TASK STATEMENT:
Show every line in the records below that contains the word "听枪声才计时不够准确".
# START OF SUPPLIED ENTRIES
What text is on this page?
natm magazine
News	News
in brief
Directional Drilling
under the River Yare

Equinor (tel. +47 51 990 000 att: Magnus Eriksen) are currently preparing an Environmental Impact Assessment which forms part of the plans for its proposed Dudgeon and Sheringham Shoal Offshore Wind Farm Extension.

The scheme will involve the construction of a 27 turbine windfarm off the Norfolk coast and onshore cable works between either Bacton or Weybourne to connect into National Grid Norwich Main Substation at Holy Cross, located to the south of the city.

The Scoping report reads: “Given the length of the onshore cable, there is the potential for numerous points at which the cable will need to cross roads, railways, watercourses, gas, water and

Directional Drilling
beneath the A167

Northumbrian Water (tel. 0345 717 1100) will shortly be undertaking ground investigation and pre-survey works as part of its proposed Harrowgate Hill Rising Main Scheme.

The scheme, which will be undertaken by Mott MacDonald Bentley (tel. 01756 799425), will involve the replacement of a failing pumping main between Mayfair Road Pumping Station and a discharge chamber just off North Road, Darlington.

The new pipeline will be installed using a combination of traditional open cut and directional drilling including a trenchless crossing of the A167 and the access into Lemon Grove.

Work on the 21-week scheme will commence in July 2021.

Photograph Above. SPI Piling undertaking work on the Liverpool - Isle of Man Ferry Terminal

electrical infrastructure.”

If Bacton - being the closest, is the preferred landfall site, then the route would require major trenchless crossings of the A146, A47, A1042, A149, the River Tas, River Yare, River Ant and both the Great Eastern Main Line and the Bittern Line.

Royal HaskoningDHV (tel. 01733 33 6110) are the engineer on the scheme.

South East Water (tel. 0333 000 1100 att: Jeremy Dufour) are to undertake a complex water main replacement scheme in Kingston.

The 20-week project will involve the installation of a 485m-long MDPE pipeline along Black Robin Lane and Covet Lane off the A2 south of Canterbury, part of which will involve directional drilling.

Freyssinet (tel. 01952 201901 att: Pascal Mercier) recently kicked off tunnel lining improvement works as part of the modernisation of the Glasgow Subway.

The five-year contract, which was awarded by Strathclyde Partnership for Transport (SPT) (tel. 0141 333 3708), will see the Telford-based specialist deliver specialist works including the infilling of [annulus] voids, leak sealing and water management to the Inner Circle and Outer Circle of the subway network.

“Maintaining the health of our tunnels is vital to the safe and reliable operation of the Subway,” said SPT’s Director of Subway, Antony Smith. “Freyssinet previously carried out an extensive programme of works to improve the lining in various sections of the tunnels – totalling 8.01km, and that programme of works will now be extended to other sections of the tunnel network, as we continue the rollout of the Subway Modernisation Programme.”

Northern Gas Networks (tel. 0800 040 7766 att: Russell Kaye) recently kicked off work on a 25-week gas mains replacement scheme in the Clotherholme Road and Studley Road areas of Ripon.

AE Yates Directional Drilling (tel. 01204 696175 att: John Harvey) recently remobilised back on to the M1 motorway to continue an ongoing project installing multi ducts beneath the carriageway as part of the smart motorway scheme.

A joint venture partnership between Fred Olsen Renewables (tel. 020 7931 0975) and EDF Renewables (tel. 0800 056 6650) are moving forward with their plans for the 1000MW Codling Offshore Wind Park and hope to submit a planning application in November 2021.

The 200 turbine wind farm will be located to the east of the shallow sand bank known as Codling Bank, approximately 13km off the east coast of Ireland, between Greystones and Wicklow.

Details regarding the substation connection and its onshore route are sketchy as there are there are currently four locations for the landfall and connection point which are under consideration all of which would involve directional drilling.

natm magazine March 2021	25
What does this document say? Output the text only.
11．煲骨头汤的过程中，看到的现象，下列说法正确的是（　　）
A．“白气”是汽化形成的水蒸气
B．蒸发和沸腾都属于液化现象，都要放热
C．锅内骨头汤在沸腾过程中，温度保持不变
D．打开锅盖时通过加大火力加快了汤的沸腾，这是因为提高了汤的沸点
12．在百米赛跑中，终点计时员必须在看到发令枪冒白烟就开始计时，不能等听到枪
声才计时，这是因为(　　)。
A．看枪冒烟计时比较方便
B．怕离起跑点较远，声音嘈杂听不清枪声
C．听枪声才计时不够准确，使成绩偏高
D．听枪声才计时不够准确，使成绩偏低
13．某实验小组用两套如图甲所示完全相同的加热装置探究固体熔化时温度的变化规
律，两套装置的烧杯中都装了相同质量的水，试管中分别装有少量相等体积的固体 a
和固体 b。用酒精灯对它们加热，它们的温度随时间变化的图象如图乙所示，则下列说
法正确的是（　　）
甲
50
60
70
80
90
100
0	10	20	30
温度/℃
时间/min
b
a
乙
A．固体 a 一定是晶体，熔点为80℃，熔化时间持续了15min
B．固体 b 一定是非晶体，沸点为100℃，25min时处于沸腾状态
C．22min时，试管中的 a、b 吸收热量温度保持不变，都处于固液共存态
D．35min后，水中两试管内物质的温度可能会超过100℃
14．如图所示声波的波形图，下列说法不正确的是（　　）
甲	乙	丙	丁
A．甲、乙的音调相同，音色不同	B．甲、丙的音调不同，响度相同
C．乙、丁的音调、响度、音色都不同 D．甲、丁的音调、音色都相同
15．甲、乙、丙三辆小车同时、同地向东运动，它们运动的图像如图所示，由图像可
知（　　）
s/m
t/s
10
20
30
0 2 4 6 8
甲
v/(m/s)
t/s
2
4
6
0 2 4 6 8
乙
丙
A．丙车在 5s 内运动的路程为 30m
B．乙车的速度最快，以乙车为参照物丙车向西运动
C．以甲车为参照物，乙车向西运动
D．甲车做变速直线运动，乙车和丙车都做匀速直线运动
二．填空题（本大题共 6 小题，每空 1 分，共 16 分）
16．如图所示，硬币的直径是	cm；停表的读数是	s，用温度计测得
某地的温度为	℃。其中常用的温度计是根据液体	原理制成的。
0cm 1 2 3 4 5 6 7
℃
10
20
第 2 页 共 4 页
# END OF SUPPLIED ENTRIES
RESPONSE TO THE TASK:
C．听枪声才计时不够准确，使成绩偏高
D．听枪声才计时不够准确，使成绩偏低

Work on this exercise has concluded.